-- Description of the task --
Determine the number of lines in these entries that hold the word "connectives". Give the number and nothing more.

-- Working data --
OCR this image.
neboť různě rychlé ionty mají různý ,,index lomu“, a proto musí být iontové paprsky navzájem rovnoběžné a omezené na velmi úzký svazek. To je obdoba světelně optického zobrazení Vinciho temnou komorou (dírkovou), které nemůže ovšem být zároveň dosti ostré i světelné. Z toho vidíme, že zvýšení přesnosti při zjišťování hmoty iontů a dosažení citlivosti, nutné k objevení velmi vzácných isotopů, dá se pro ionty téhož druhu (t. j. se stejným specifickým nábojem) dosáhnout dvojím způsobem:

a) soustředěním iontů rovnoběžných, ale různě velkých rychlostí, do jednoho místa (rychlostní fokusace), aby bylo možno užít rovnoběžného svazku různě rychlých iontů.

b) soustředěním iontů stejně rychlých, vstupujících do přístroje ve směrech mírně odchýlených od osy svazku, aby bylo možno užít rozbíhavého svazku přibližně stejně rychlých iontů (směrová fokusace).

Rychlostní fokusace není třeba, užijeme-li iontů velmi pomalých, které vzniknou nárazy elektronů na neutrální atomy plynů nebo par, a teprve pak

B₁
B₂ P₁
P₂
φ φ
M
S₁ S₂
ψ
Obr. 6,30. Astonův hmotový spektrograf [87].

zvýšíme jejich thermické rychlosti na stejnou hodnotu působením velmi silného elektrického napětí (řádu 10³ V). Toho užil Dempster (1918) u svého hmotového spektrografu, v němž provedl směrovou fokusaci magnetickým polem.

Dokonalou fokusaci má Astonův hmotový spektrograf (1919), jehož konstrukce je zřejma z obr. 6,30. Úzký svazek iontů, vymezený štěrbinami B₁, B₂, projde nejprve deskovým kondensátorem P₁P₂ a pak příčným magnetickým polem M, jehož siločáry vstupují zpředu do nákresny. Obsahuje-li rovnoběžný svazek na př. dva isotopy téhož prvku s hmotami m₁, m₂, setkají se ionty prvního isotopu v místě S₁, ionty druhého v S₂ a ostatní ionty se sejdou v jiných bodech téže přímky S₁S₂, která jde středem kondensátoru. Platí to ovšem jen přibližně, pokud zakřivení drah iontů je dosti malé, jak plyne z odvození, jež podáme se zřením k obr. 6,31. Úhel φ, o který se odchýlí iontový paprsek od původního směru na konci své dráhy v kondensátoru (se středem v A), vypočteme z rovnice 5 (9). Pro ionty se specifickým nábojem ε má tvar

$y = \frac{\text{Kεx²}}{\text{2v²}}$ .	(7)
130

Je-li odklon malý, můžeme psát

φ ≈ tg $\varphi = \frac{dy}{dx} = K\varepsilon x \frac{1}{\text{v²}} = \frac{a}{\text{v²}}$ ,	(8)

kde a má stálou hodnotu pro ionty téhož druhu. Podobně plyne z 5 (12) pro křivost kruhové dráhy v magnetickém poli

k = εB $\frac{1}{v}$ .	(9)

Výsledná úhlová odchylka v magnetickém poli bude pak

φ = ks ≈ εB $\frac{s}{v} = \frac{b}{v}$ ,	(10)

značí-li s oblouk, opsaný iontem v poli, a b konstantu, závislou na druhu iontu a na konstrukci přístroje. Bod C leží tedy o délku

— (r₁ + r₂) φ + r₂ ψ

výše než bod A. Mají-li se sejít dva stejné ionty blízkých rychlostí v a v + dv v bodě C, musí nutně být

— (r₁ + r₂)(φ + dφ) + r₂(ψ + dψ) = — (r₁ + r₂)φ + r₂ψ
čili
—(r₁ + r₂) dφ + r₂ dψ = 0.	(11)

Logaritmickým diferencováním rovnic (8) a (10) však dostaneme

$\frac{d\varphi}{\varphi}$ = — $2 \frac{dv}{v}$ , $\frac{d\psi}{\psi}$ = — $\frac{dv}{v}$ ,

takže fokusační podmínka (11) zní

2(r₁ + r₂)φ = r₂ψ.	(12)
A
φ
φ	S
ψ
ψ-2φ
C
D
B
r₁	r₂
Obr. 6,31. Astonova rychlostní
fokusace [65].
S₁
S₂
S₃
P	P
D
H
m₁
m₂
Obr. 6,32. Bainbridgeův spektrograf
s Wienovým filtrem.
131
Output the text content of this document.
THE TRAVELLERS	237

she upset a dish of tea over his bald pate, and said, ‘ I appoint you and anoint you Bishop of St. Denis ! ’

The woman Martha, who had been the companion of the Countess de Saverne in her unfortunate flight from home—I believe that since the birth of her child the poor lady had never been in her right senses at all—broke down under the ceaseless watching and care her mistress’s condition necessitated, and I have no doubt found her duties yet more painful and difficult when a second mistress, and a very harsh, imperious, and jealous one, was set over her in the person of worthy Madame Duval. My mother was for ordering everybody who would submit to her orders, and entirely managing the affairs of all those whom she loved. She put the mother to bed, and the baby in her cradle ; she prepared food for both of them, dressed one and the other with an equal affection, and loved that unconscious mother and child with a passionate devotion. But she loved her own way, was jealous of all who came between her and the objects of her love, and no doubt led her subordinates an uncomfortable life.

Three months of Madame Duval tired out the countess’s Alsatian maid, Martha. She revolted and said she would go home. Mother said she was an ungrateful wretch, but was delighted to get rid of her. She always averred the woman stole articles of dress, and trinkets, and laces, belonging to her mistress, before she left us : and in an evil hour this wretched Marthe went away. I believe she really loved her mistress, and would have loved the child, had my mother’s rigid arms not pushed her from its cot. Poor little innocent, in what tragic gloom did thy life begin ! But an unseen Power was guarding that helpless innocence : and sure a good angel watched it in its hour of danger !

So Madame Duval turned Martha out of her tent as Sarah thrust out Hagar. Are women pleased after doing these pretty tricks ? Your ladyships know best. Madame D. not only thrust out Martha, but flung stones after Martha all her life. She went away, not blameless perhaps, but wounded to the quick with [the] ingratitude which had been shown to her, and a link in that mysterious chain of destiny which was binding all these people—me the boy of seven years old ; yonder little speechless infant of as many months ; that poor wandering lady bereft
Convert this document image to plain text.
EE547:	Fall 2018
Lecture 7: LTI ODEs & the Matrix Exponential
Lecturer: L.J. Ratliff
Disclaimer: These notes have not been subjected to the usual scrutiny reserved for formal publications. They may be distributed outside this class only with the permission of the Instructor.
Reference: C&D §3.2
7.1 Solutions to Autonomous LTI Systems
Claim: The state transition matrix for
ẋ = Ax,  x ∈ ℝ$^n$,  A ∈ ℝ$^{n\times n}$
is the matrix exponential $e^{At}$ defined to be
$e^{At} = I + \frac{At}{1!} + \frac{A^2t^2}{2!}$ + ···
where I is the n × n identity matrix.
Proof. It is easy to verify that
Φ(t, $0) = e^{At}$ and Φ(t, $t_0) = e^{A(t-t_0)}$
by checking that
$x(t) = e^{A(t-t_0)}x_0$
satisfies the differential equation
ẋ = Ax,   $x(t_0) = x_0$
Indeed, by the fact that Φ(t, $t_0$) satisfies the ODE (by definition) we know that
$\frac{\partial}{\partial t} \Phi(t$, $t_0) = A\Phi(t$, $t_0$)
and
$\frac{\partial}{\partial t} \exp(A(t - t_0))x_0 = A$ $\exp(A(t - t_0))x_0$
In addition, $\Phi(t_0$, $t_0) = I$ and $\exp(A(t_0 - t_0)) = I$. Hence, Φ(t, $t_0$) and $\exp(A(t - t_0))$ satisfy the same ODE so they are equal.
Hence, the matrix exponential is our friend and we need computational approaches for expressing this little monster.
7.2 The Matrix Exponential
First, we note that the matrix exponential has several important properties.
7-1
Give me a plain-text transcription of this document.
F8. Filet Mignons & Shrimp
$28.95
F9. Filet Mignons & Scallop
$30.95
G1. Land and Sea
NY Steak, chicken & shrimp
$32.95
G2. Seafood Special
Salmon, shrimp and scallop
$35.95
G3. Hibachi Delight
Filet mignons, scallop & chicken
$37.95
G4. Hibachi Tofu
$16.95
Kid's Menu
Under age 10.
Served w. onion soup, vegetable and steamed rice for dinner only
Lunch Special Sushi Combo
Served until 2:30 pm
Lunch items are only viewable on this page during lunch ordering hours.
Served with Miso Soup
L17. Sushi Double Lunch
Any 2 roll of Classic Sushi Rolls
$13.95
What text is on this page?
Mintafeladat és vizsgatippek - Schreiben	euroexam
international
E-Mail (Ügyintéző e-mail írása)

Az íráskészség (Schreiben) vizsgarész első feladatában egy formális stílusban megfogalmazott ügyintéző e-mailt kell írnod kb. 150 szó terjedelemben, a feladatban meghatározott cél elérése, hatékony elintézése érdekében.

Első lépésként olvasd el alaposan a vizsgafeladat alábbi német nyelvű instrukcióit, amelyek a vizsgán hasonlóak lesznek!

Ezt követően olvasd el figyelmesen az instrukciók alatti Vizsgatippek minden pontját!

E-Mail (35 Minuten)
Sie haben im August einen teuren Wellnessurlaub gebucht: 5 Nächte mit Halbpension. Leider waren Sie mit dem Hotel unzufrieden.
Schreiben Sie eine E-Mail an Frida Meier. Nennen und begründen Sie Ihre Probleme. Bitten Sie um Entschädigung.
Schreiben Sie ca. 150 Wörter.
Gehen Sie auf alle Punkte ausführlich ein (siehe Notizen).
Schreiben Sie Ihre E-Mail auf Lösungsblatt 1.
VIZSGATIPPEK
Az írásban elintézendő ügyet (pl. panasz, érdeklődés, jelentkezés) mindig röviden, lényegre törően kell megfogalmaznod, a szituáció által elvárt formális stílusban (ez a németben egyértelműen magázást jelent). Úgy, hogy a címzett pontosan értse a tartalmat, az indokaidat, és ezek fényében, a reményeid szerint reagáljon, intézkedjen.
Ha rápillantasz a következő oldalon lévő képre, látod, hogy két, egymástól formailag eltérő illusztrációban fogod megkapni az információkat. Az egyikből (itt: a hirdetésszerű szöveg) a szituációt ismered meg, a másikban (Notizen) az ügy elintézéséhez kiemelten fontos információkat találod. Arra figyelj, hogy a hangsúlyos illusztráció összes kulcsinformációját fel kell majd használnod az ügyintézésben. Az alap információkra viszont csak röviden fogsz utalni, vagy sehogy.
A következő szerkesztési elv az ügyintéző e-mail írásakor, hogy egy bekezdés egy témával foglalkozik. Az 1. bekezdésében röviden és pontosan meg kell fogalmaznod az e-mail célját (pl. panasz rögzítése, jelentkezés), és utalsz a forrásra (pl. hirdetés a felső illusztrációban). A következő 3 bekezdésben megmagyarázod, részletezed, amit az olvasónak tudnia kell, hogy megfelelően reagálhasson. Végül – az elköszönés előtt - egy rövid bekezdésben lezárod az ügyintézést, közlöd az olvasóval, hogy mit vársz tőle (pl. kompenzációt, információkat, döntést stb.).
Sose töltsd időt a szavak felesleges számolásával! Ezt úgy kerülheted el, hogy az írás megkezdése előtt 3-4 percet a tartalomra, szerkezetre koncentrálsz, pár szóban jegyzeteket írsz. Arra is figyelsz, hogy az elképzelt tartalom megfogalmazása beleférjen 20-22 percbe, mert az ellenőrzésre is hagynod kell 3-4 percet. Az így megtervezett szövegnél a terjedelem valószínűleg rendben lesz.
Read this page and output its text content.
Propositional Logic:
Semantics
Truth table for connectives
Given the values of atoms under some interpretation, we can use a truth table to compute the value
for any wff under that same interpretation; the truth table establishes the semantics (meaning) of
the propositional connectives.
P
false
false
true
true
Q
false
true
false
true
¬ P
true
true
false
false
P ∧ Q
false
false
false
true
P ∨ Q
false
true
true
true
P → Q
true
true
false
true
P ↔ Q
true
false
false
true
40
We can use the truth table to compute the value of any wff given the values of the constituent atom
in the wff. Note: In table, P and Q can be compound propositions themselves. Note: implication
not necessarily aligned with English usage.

-- Result of this task --
2